== TASK INPUT ==

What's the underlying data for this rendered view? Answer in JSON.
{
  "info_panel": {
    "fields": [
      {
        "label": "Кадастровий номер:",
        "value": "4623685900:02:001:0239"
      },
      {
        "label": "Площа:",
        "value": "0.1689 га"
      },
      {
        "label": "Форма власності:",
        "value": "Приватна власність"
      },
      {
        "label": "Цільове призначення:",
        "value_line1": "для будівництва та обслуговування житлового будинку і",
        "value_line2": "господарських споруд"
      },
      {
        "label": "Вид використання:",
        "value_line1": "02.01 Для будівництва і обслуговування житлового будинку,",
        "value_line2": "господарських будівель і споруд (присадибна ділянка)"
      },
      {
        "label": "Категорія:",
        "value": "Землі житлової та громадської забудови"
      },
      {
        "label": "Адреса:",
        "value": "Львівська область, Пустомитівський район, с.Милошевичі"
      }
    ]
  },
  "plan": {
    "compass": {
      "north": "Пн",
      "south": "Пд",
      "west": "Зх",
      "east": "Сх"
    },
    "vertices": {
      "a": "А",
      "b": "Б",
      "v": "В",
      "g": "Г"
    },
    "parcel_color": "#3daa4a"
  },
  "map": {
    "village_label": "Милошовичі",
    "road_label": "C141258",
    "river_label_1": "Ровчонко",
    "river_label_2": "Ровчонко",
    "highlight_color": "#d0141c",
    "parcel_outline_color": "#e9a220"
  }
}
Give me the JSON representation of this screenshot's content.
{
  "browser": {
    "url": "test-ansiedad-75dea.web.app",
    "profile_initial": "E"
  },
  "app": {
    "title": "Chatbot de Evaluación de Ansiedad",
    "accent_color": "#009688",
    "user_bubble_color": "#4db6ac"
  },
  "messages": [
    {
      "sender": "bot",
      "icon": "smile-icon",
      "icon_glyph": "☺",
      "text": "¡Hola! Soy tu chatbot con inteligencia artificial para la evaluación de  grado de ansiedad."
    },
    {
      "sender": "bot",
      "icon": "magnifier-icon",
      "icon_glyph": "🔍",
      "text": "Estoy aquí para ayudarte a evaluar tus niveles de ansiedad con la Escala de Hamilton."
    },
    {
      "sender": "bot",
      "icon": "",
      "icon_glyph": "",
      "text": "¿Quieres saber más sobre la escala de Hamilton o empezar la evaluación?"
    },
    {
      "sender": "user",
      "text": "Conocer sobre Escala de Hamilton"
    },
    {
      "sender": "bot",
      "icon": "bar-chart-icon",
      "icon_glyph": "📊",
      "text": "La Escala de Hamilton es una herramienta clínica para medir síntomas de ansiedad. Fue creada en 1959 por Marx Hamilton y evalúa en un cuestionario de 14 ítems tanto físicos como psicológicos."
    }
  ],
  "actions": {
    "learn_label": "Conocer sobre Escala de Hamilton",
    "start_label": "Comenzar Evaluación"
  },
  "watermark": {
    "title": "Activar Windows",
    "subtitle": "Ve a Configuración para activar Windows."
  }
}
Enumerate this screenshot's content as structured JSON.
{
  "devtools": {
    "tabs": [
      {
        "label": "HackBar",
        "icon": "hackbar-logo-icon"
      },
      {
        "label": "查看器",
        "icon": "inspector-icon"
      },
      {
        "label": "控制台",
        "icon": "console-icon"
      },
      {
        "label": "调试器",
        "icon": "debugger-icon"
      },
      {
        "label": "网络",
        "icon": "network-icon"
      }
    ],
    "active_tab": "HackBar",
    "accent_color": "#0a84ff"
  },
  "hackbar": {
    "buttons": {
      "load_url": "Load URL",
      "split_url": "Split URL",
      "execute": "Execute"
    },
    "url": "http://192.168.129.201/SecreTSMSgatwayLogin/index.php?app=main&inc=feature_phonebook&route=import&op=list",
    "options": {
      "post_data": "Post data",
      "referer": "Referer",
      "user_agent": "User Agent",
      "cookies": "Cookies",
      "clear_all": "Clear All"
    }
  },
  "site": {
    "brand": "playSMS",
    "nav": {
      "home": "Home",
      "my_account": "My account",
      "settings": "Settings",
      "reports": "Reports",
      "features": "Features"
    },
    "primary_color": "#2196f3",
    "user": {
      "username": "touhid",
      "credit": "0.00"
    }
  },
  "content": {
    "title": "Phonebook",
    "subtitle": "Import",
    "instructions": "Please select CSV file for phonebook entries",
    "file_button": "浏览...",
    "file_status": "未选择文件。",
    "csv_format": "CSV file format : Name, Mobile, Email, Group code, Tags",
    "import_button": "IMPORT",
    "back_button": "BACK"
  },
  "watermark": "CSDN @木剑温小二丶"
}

---

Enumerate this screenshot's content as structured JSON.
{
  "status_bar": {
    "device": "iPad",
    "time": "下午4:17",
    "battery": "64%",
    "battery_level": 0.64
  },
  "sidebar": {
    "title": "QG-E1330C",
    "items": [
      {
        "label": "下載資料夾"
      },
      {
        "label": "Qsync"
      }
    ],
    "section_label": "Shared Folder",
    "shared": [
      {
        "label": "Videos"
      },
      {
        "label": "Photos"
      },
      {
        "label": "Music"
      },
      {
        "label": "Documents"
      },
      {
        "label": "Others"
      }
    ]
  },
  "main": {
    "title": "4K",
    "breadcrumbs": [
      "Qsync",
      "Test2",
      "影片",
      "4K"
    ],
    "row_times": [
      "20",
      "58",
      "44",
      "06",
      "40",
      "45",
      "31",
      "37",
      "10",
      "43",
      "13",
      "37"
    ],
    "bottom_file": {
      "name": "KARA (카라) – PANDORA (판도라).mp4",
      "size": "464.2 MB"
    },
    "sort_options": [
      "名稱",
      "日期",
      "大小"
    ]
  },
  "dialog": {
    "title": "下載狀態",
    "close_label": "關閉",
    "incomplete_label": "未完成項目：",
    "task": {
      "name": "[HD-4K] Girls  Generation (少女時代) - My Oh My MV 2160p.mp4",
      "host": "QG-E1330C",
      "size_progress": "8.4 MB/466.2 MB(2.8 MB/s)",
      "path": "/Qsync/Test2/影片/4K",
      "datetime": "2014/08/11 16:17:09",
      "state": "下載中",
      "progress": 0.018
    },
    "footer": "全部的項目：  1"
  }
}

== DIRECTION ==
Find each line holding the string "Conocer" and copy it out.

== EXERCISE RESULT ==
      "text": "Conocer sobre Escala de Hamilton"
    "learn_label": "Conocer sobre Escala de Hamilton",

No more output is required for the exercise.